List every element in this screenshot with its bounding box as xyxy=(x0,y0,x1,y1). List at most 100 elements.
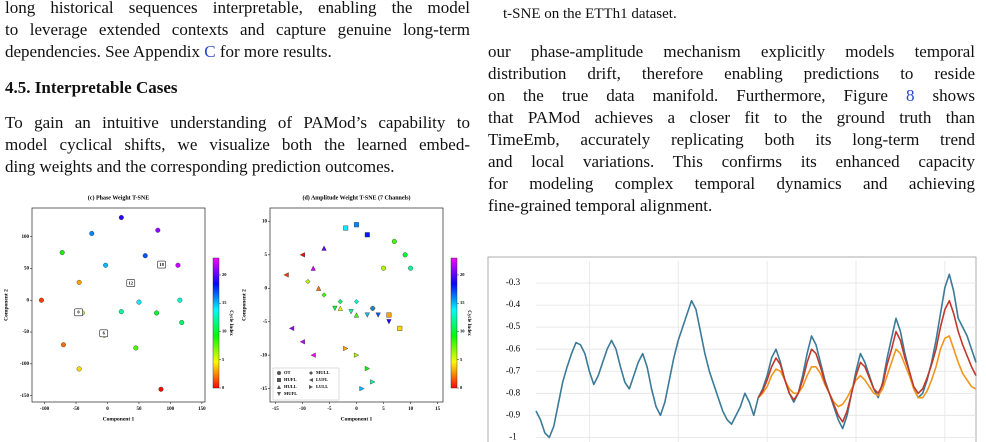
point xyxy=(89,230,95,236)
x-tick-label: -5 xyxy=(327,407,332,412)
plot-frame xyxy=(31,207,206,403)
point xyxy=(310,265,316,271)
x-tick-label: 15 xyxy=(435,407,441,412)
point xyxy=(38,297,44,303)
colorbar-tick-label: 15 xyxy=(222,300,227,305)
point xyxy=(375,312,381,318)
point xyxy=(353,312,360,318)
point xyxy=(370,305,376,311)
colorbar-tick-label: 15 xyxy=(460,300,465,305)
annotation-label: 6 xyxy=(103,331,106,336)
x-axis-label: Component 1 xyxy=(341,416,373,422)
colorbar-tick-label: 5 xyxy=(460,357,463,362)
point xyxy=(76,366,82,372)
point xyxy=(118,215,124,221)
point xyxy=(103,262,109,268)
figure-caption: t-SNE on the ETTh1 dataset. xyxy=(503,6,677,22)
x-axis-label: Component 1 xyxy=(103,416,135,422)
text-line: ding weights and the corresponding predi… xyxy=(5,157,395,176)
point xyxy=(316,285,322,291)
y-tick-label: -0.5 xyxy=(506,321,521,331)
point xyxy=(381,265,387,271)
y-tick-label: -0.6 xyxy=(506,343,521,353)
point xyxy=(321,245,327,251)
point xyxy=(175,262,181,268)
point xyxy=(354,222,359,228)
point xyxy=(155,227,161,233)
text-segment: for more results. xyxy=(215,42,332,61)
point xyxy=(142,253,148,259)
point xyxy=(353,299,360,305)
prediction-figure: -0.3 -0.4 -0.5 -0.6 -0.7 -0.8 -0.9 -1 xyxy=(487,256,977,442)
colorbar-tick-label: 20 xyxy=(460,272,465,277)
legend-label: LULL xyxy=(316,384,328,389)
point xyxy=(364,312,370,318)
legend-marker xyxy=(277,385,281,389)
x-tick-label: -10 xyxy=(299,407,306,412)
x-tick-label: -100 xyxy=(40,407,50,412)
point xyxy=(386,312,392,318)
colorbar xyxy=(212,257,220,389)
y-tick-label: 0 xyxy=(265,286,268,291)
point xyxy=(386,319,392,325)
reference-link[interactable]: C xyxy=(204,42,216,61)
y-tick-label: 0 xyxy=(27,298,30,303)
point xyxy=(299,339,305,345)
text-segment: shows xyxy=(914,86,975,105)
amplitude-tsne-figure: (d) Amplitude Weight T-SNE (7 Channels) -… xyxy=(241,194,471,422)
colorbar-tick-label: 0 xyxy=(222,385,225,390)
text-line: model cyclical shifts, we visualize both… xyxy=(5,135,470,154)
legend-label: MUFL xyxy=(284,391,297,396)
y-axis-label: Component 2 xyxy=(241,289,247,321)
y-tick-label: -0.7 xyxy=(506,365,521,375)
point xyxy=(133,345,139,351)
point xyxy=(402,252,408,258)
point xyxy=(337,305,343,311)
point xyxy=(154,310,160,316)
text-line: for modeling complex temporal dynamics a… xyxy=(488,174,975,193)
colorbar-tick-label: 5 xyxy=(222,357,225,362)
colorbar-tick-label: 10 xyxy=(460,329,465,334)
text-segment: dependencies. See Appendix xyxy=(5,42,205,61)
point xyxy=(299,252,305,258)
x-tick-label: 150 xyxy=(198,407,206,412)
colorbar-tick-label: 10 xyxy=(222,329,227,334)
legend-marker xyxy=(277,371,281,375)
point xyxy=(179,319,185,325)
series-line xyxy=(535,273,977,439)
point xyxy=(364,232,370,238)
y-tick-label: -150 xyxy=(20,394,30,399)
point xyxy=(76,279,82,285)
point xyxy=(364,365,371,372)
point xyxy=(158,386,164,392)
chart-title: (c) Phase Weight T-SNE xyxy=(88,194,149,201)
annotation-box xyxy=(74,308,83,317)
point xyxy=(343,225,349,231)
text-line: long historical sequences interpretable,… xyxy=(5,0,470,17)
x-tick-label: 10 xyxy=(408,407,414,412)
text-line: TimeEmb, accurately replicating both its… xyxy=(488,130,975,149)
y-tick-label: 100 xyxy=(22,235,30,240)
text-line: To gain an intuitive understanding of PA… xyxy=(5,113,470,132)
point xyxy=(332,305,338,312)
series-line xyxy=(757,299,977,423)
point xyxy=(177,297,183,303)
x-tick-label: 5 xyxy=(382,407,385,412)
x-tick-label: 50 xyxy=(136,407,142,412)
colorbar-tick-label: 0 xyxy=(460,385,463,390)
point xyxy=(288,325,295,332)
colorbar-label: Cycle Index xyxy=(228,310,233,336)
y-tick-label: -1 xyxy=(509,431,517,441)
colorbar-label: Cycle Index xyxy=(466,310,471,336)
text-line: that PAMod achieves a closer fit to the … xyxy=(488,108,975,127)
x-tick-label: -50 xyxy=(73,407,80,412)
point xyxy=(397,325,403,331)
reference-link[interactable]: 8 xyxy=(905,86,915,105)
y-axis-label: Component 2 xyxy=(3,289,9,321)
point xyxy=(354,352,360,358)
annotation-label: 18 xyxy=(159,262,164,267)
legend-label: HULL xyxy=(284,384,297,389)
y-tick-label: -15 xyxy=(260,387,267,392)
point xyxy=(370,379,376,385)
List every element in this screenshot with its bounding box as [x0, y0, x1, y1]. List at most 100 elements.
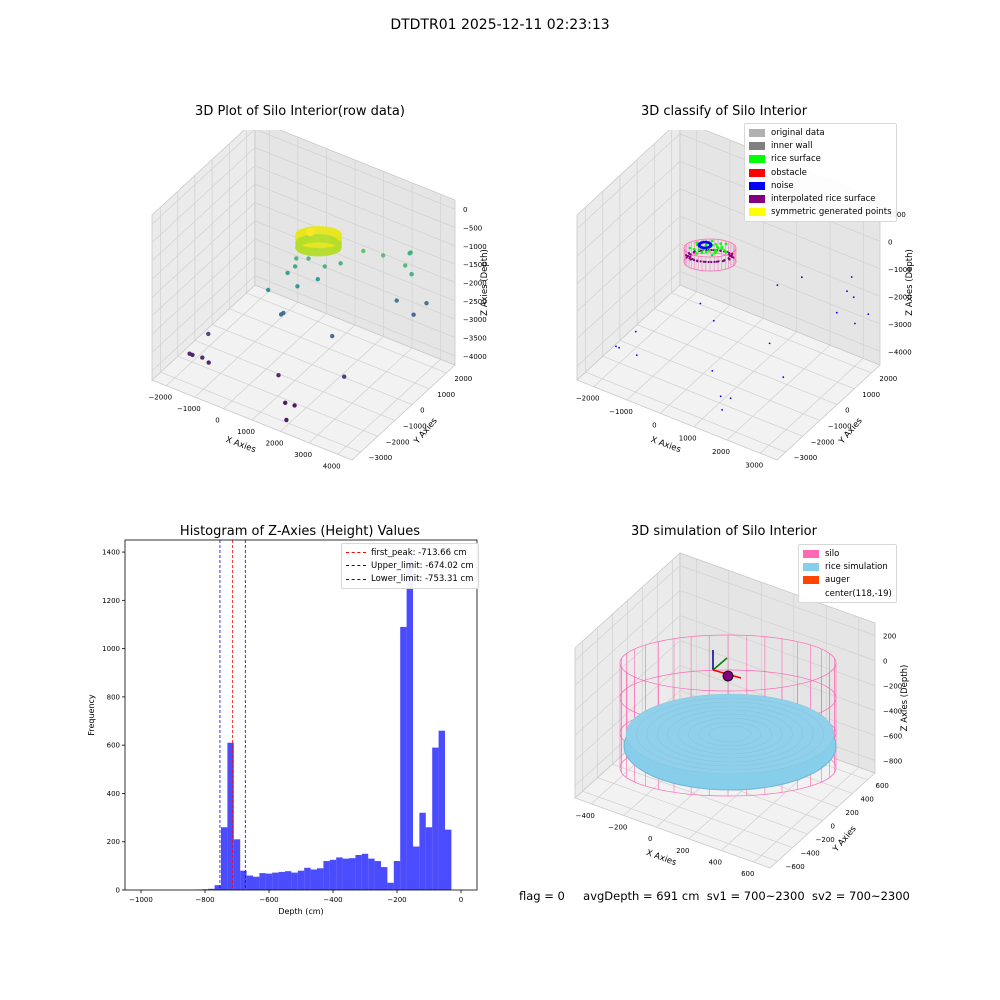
interpolated-point [699, 260, 702, 263]
x-gridline [280, 171, 384, 432]
rice-surface-point [720, 245, 723, 249]
z-gridline [151, 130, 456, 225]
rice-surface-point [723, 249, 726, 252]
legend-item: interpolated rice surface [749, 192, 892, 205]
rice-mesh [698, 721, 762, 747]
z-gridline [151, 147, 456, 243]
z-tick-label: −2000 [888, 293, 912, 301]
sv1-value: sv1 = 700~2300 [706, 889, 805, 903]
x-tick-label: 0 [652, 421, 656, 429]
histogram-bar [323, 861, 330, 890]
x-tick-label: 1000 [237, 428, 255, 436]
histogram-bar [221, 827, 228, 890]
histogram-bar [342, 858, 349, 890]
histogram-bar [310, 869, 317, 890]
rice-mesh [636, 697, 824, 771]
histogram-bar [400, 626, 407, 890]
data-point [292, 264, 298, 269]
legend-item: center(118,-19) [803, 587, 892, 600]
wall-top [683, 238, 737, 258]
x-gridline [760, 193, 864, 454]
z-tick-label: 0 [463, 206, 467, 214]
legend-swatch [803, 562, 819, 571]
legend-swatch [749, 195, 765, 204]
noise-point [776, 284, 779, 287]
noise-point [835, 311, 838, 314]
histogram-bar [381, 867, 388, 890]
interpolated-point [691, 257, 694, 260]
histogram-bar [336, 857, 343, 890]
rice-mesh [688, 717, 772, 751]
legend-swatch [803, 590, 819, 598]
legend-label: Lower_limit: -753.31 cm [371, 574, 474, 585]
x-tick-label: 400 [709, 859, 722, 867]
data-point [284, 417, 289, 423]
legend-item: rice surface [749, 153, 892, 166]
y-tick-label: 0 [831, 823, 835, 831]
data-point [190, 352, 195, 358]
noise-point [719, 395, 722, 398]
y-tick-label: 200 [107, 838, 120, 846]
z-tick-label: −2000 [463, 280, 487, 288]
z-tick-label: −500 [463, 225, 482, 233]
data-point [276, 373, 281, 378]
y-gridline [194, 175, 396, 421]
z-tick-label: −4000 [888, 348, 912, 356]
z-gridline [574, 640, 876, 736]
interpolated-point [710, 248, 713, 252]
y-tick-label: −1000 [828, 422, 852, 430]
x-tick-label: −600 [259, 896, 278, 904]
z-gridline [151, 238, 456, 335]
z-tick-label: 200 [883, 633, 896, 641]
noise-point [618, 346, 620, 349]
z-axis-label: Z Axies (Depth) [480, 249, 490, 316]
histogram-bar [233, 839, 241, 890]
data-point [407, 251, 412, 256]
interpolated-point [715, 260, 718, 263]
y-axis-label: Y Axies [412, 416, 440, 447]
legend-item: first_peak: -713.66 cm [346, 546, 474, 559]
interpolated-point [728, 258, 731, 261]
y-gridline [653, 143, 855, 390]
interpolated-point [705, 249, 708, 252]
z-tick-label: −2500 [463, 298, 487, 306]
legend-label: interpolated rice surface [771, 194, 876, 205]
rice-surface-point [724, 250, 728, 254]
y-tick-label: 800 [107, 693, 120, 701]
y-gridline [602, 191, 803, 437]
rice-surface-point [710, 239, 714, 243]
legend-label: original data [771, 127, 825, 138]
interpolated-point [710, 260, 713, 264]
legend-label: silo [825, 548, 840, 559]
y-tick-label: −600 [786, 863, 805, 871]
data-point [266, 287, 271, 293]
data-point [281, 310, 286, 316]
y-gridline [177, 191, 378, 437]
interpolated-point [685, 254, 688, 257]
legend-label: inner wall [771, 140, 813, 151]
data-point [411, 312, 416, 317]
interpolated-point [732, 256, 735, 259]
rice-surface-point [688, 246, 692, 250]
histogram-bar [355, 855, 362, 890]
z-gridline [576, 215, 881, 312]
x-tick-label: −1000 [177, 405, 201, 413]
histogram-bar [406, 554, 413, 890]
legend-item: silo [803, 547, 892, 560]
legend-label: Upper_limit: -674.02 cm [371, 560, 474, 571]
rice-mesh [677, 713, 783, 755]
z-tick-label: −800 [883, 758, 902, 766]
histogram-bar [304, 867, 311, 890]
rice-mesh [646, 701, 814, 767]
legend-item: obstacle [749, 166, 892, 179]
noise-point [852, 296, 855, 299]
legend-label: symmetric generated points [771, 207, 892, 218]
data-point [206, 360, 211, 365]
interpolated-point [721, 260, 724, 263]
histogram-bar [425, 827, 433, 890]
y-tick-label: −2000 [386, 438, 410, 446]
x-gridline [251, 160, 356, 421]
legend-swatch [749, 141, 765, 150]
histogram-bar [227, 742, 234, 890]
noise-point [634, 330, 637, 333]
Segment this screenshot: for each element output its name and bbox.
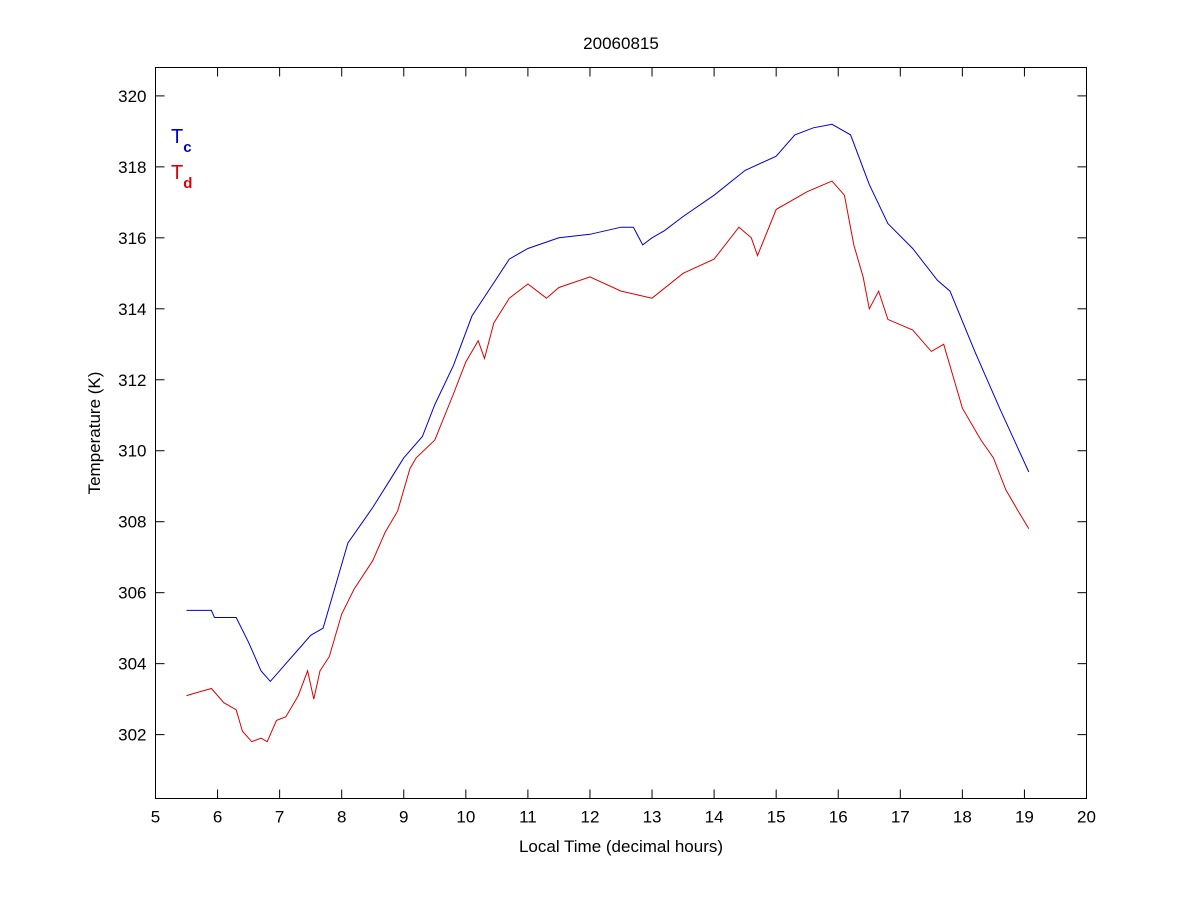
legend-td: Td: [171, 162, 192, 192]
x-axis-label: Local Time (decimal hours): [519, 837, 723, 856]
x-tick-label: 13: [643, 808, 662, 827]
x-tick-label: 11: [519, 808, 537, 827]
y-tick-label: 318: [118, 158, 146, 177]
y-tick-label: 306: [118, 584, 146, 603]
x-tick-label: 9: [399, 808, 408, 827]
y-tick-label: 308: [118, 513, 146, 532]
legend-td-sub: d: [183, 175, 192, 192]
x-tick-label: 10: [456, 808, 475, 827]
x-tick-label: 18: [953, 808, 972, 827]
x-tick-label: 20: [1077, 808, 1096, 827]
y-tick-label: 304: [118, 655, 146, 674]
legend-tc-base: T: [171, 126, 183, 148]
plot-area: [155, 67, 1087, 799]
axis-ticks: 5 6 7 8 9 10 11 12 13 14 15 16 17 18 19 20 302 304 306 308 3…: [118, 67, 1096, 827]
x-tick-label: 15: [767, 808, 786, 827]
y-tick-label: 316: [118, 229, 146, 248]
legend: Tc Td: [171, 126, 192, 192]
series-lines: [186, 123, 1030, 743]
x-tick-label: 16: [829, 808, 848, 827]
chart-title: 20060815: [583, 34, 659, 53]
y-tick-label: 310: [118, 442, 146, 461]
y-tick-label: 314: [118, 300, 146, 319]
y-tick-label: 320: [118, 87, 146, 106]
series-line-td: [186, 180, 1030, 743]
x-tick-label: 7: [275, 808, 284, 827]
series-line-tc: [186, 123, 1030, 683]
x-tick-label: 8: [337, 808, 346, 827]
x-tick-label: 17: [891, 808, 910, 827]
x-tick-label: 19: [1015, 808, 1034, 827]
legend-tc: Tc: [171, 126, 192, 156]
y-axis-label: Temperature (K): [85, 372, 104, 495]
x-tick-label: 14: [705, 808, 724, 827]
x-tick-label: 6: [213, 808, 222, 827]
y-tick-label: 302: [118, 726, 146, 745]
y-tick-label: 312: [118, 371, 146, 390]
x-tick-label: 12: [581, 808, 600, 827]
x-tick-label: 5: [151, 808, 160, 827]
legend-tc-sub: c: [183, 139, 191, 156]
legend-td-base: T: [171, 162, 183, 184]
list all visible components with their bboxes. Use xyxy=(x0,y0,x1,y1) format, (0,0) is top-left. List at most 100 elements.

§

Written request:
Rename "Component 1" to "Dimension 1" in the rows from the line containing "point xyxy=(89,230,95,236)" through the line containing "reference-link[interactable]: C xyxy=(204,42,216,61)", inclusive. Reproduce only those lines, with nothing else altered.

In response:
point xyxy=(89,230,95,236)
x-tick-label: -5 xyxy=(327,407,332,412)
plot-frame xyxy=(31,207,206,403)
point xyxy=(310,265,316,271)
x-tick-label: 15 xyxy=(435,407,441,412)
point xyxy=(38,297,44,303)
colorbar-tick-label: 15 xyxy=(222,300,227,305)
point xyxy=(375,312,381,318)
point xyxy=(353,312,360,318)
point xyxy=(370,305,376,311)
colorbar-tick-label: 15 xyxy=(460,300,465,305)
annotation-label: 6 xyxy=(103,331,106,336)
x-axis-label: Dimension 1 xyxy=(341,416,373,422)
colorbar-tick-label: 5 xyxy=(460,357,463,362)
point xyxy=(76,366,82,372)
point xyxy=(118,215,124,221)
point xyxy=(103,262,109,268)
figure-caption: t-SNE on the ETTh1 dataset. xyxy=(503,6,677,22)
x-axis-label: Dimension 1 xyxy=(103,416,135,422)
text-line: ding weights and the corresponding predi… xyxy=(5,157,395,176)
point xyxy=(316,285,322,291)
y-tick-label: -0.5 xyxy=(506,321,521,331)
point xyxy=(381,265,387,271)
y-tick-label: -0.6 xyxy=(506,343,521,353)
point xyxy=(321,245,327,251)
point xyxy=(175,262,181,268)
point xyxy=(354,222,359,228)
point xyxy=(155,227,161,233)
text-segment: for more results. xyxy=(215,42,332,61)
point xyxy=(142,253,148,259)
point xyxy=(353,299,360,305)
prediction-figure: -0.3 -0.4 -0.5 -0.6 -0.7 -0.8 -0.9 -1 xyxy=(487,256,977,442)
colorbar-tick-label: 20 xyxy=(460,272,465,277)
legend-label: LULL xyxy=(316,384,328,389)
point xyxy=(364,312,370,318)
legend-marker xyxy=(277,385,281,389)
x-tick-label: -10 xyxy=(299,407,306,412)
x-tick-label: -100 xyxy=(40,407,50,412)
point xyxy=(386,312,392,318)
colorbar xyxy=(212,257,220,389)
y-tick-label: 0 xyxy=(265,286,268,291)
point xyxy=(386,319,392,325)
reference-link[interactable]: C xyxy=(204,42,216,61)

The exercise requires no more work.